§ Exercise task: Check every line below for the string "content", and copy the lines that contain it.

Dataset records
— Begin —

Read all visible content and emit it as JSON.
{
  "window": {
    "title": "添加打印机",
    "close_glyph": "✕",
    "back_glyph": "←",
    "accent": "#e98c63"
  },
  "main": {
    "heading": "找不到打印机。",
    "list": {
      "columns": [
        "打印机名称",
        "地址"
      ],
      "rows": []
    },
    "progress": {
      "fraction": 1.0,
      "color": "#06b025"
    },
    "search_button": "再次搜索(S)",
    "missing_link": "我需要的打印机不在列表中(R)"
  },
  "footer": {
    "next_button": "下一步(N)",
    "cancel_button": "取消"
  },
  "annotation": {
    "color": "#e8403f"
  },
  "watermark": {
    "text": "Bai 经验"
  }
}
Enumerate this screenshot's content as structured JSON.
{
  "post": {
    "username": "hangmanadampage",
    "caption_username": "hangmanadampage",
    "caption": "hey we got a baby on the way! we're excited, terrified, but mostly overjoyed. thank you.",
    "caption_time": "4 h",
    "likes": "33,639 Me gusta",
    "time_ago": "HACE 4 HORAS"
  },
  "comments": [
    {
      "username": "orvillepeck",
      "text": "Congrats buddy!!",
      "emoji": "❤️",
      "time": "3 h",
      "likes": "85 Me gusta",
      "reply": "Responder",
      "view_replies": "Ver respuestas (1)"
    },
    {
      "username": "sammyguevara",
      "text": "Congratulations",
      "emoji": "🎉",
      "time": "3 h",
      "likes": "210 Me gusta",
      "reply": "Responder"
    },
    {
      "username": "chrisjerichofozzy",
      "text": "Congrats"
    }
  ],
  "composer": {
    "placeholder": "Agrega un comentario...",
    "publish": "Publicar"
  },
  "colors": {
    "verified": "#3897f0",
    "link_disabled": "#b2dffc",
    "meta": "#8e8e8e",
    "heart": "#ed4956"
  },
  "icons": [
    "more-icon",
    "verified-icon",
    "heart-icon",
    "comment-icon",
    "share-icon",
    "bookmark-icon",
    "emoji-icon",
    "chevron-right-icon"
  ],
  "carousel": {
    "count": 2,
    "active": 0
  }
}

— End —

§ Solved problem:
Read all visible content and emit it as JSON.
Enumerate this screenshot's content as structured JSON.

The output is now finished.